### Instruction
Wherever a line holds the string "types", copy that line.

### Recorded information
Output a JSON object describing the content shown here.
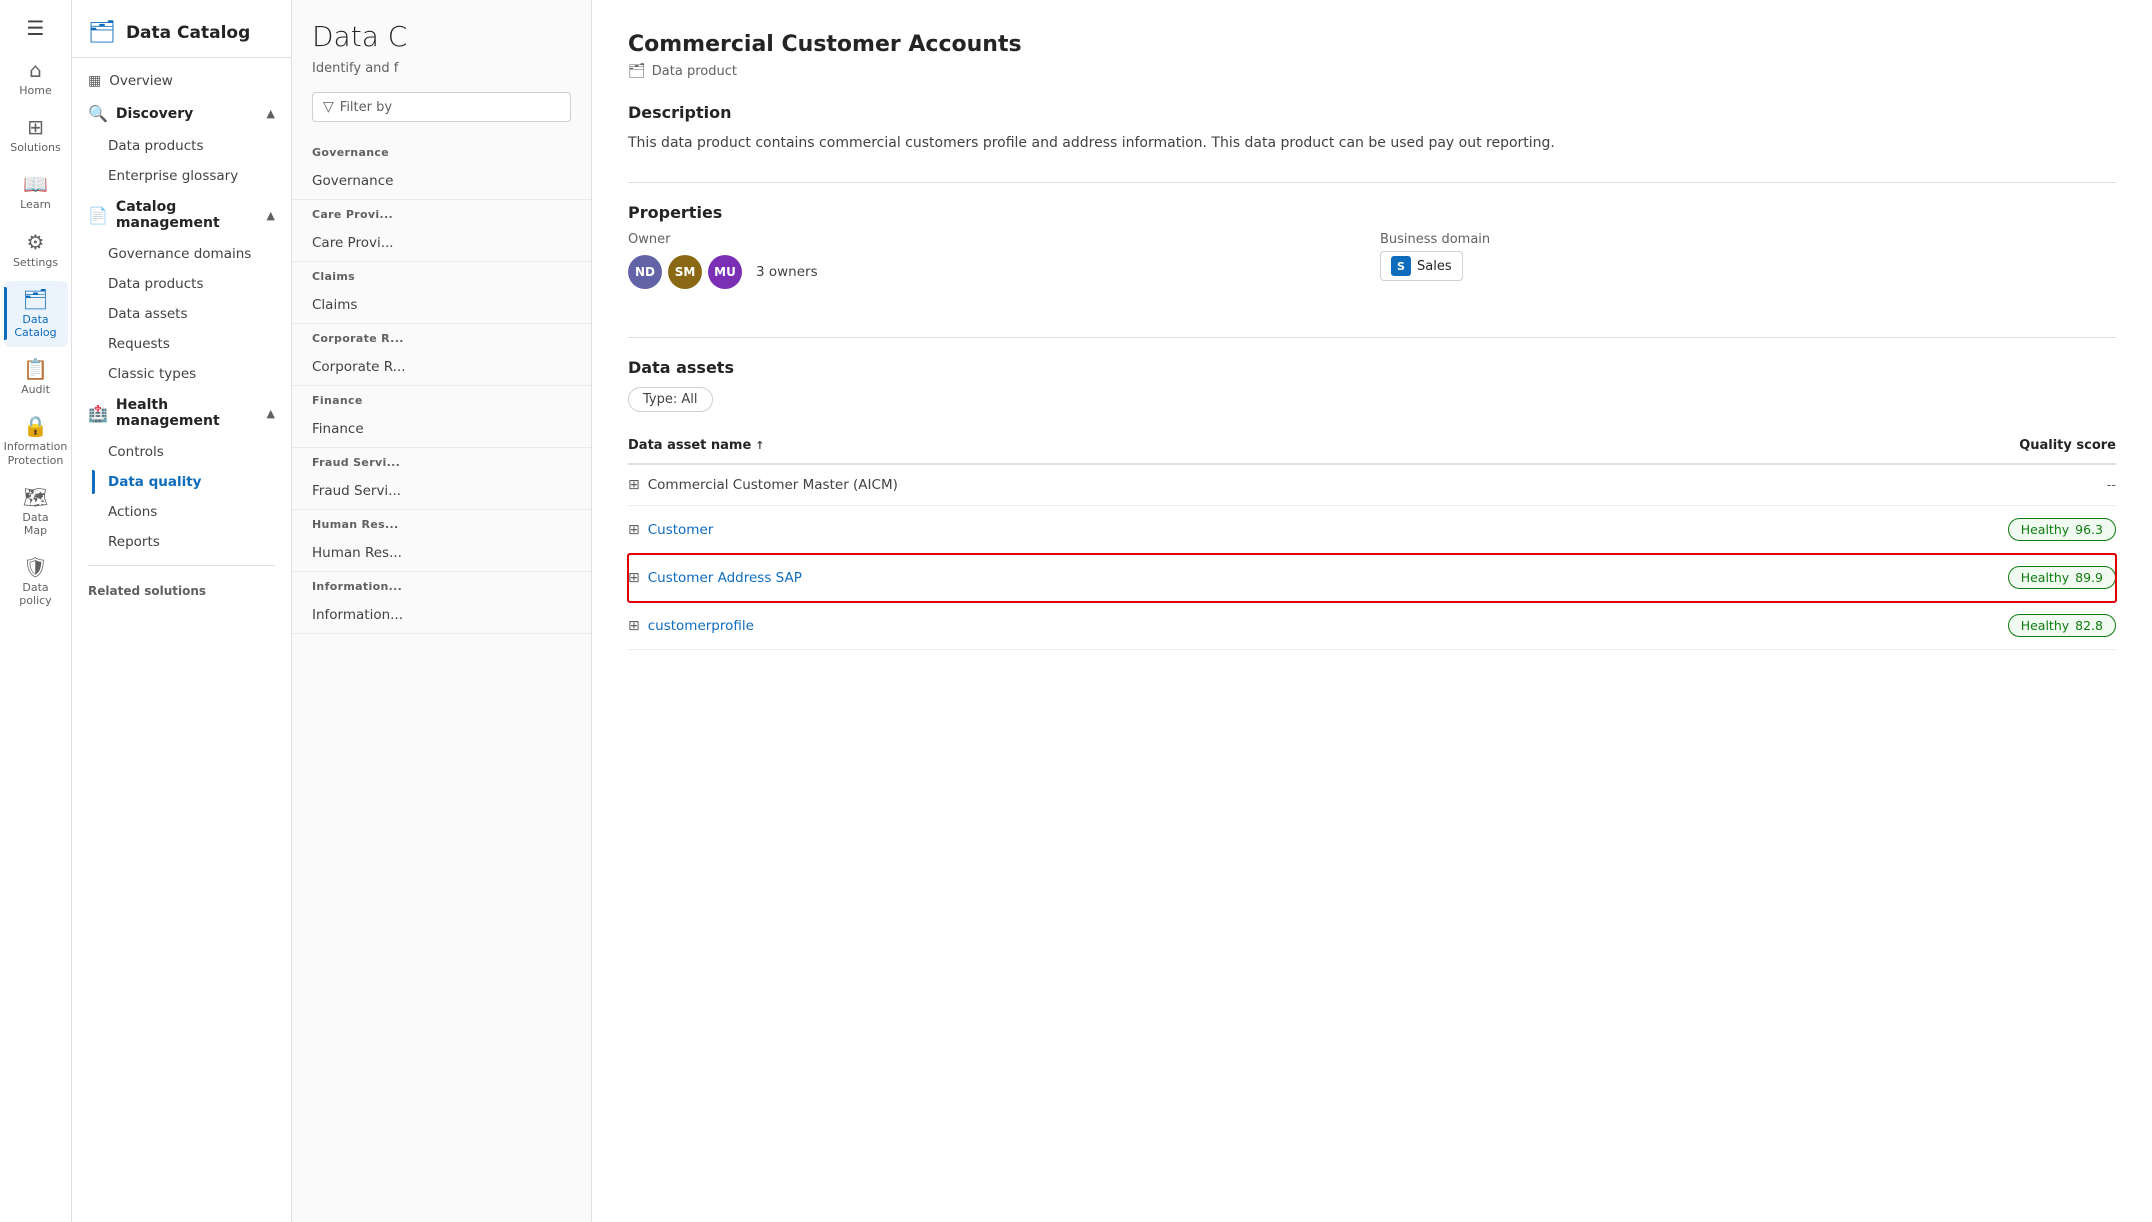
{
  "iconNav": {
    "items": [
      {
        "id": "home",
        "icon": "⌂",
        "label": "Home",
        "active": false
      },
      {
        "id": "solutions",
        "icon": "⊞",
        "label": "Solutions",
        "active": false
      },
      {
        "id": "learn",
        "icon": "📖",
        "label": "Learn",
        "active": false
      },
      {
        "id": "settings",
        "icon": "⚙",
        "label": "Settings",
        "active": false
      },
      {
        "id": "data-catalog",
        "icon": "🗂",
        "label": "Data Catalog",
        "active": true
      },
      {
        "id": "audit",
        "icon": "📋",
        "label": "Audit",
        "active": false
      },
      {
        "id": "information-protection",
        "icon": "🔒",
        "label": "Information Protection",
        "active": false
      },
      {
        "id": "data-map",
        "icon": "🗺",
        "label": "Data Map",
        "active": false
      },
      {
        "id": "data-policy",
        "icon": "🛡",
        "label": "Data policy",
        "active": false
      }
    ]
  },
  "sidebar": {
    "title": "Data Catalog",
    "overview": "Overview",
    "discoveryLabel": "Discovery",
    "discoveryItems": [
      {
        "id": "data-products-disc",
        "label": "Data products"
      },
      {
        "id": "enterprise-glossary",
        "label": "Enterprise glossary"
      }
    ],
    "catalogManagementLabel": "Catalog management",
    "catalogManagementItems": [
      {
        "id": "governance-domains",
        "label": "Governance domains"
      },
      {
        "id": "data-products-cat",
        "label": "Data products"
      },
      {
        "id": "data-assets",
        "label": "Data assets"
      },
      {
        "id": "requests",
        "label": "Requests"
      },
      {
        "id": "classic-types",
        "label": "Classic types"
      }
    ],
    "healthManagementLabel": "Health management",
    "healthManagementItems": [
      {
        "id": "controls",
        "label": "Controls"
      },
      {
        "id": "data-quality",
        "label": "Data quality",
        "active": true
      },
      {
        "id": "actions",
        "label": "Actions"
      },
      {
        "id": "reports",
        "label": "Reports"
      }
    ],
    "relatedSolutions": "Related solutions"
  },
  "listPanel": {
    "title": "Data C",
    "subtitle": "Identify and f",
    "filterPlaceholder": "Filter by",
    "groups": [
      {
        "label": "Governance",
        "items": []
      },
      {
        "label": "Care Provi",
        "items": []
      },
      {
        "label": "Claims",
        "items": []
      },
      {
        "label": "Corporate R",
        "items": []
      },
      {
        "label": "Finance",
        "items": []
      },
      {
        "label": "Fraud Servi",
        "items": []
      },
      {
        "label": "Human Res",
        "items": []
      },
      {
        "label": "Information",
        "items": []
      }
    ]
  },
  "detail": {
    "title": "Commercial Customer Accounts",
    "typeLabel": "Data product",
    "typeIcon": "🗂",
    "descriptionHeading": "Description",
    "descriptionText": "This data product contains commercial customers profile and address information. This data product can be used pay out reporting.",
    "propertiesHeading": "Properties",
    "ownerLabel": "Owner",
    "owners": [
      {
        "initials": "ND",
        "color": "#6264a7"
      },
      {
        "initials": "SM",
        "color": "#8b6914"
      },
      {
        "initials": "MU",
        "color": "#7b2fb5"
      }
    ],
    "ownersCount": "3 owners",
    "businessDomainLabel": "Business domain",
    "businessDomainLetter": "S",
    "businessDomainName": "Sales",
    "dataAssetsHeading": "Data assets",
    "typeFilterLabel": "Type: All",
    "columnName": "Data asset name",
    "columnQuality": "Quality score",
    "assets": [
      {
        "id": "commercial-customer-master",
        "icon": "⊞",
        "name": "Commercial Customer Master (AICM)",
        "isLink": false,
        "quality": "--",
        "isHealthy": false,
        "highlighted": false
      },
      {
        "id": "customer",
        "icon": "⊞",
        "name": "Customer",
        "isLink": true,
        "quality": "Healthy",
        "score": "96.3",
        "isHealthy": true,
        "highlighted": false
      },
      {
        "id": "customer-address-sap",
        "icon": "⊞",
        "name": "Customer Address SAP",
        "isLink": true,
        "quality": "Healthy",
        "score": "89.9",
        "isHealthy": true,
        "highlighted": true
      },
      {
        "id": "customerprofile",
        "icon": "⊞",
        "name": "customerprofile",
        "isLink": true,
        "quality": "Healthy",
        "score": "82.8",
        "isHealthy": true,
        "highlighted": false
      }
    ]
  }
}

### Solution to this exercise
        "id": "classic-types",
        "label": "Classic types"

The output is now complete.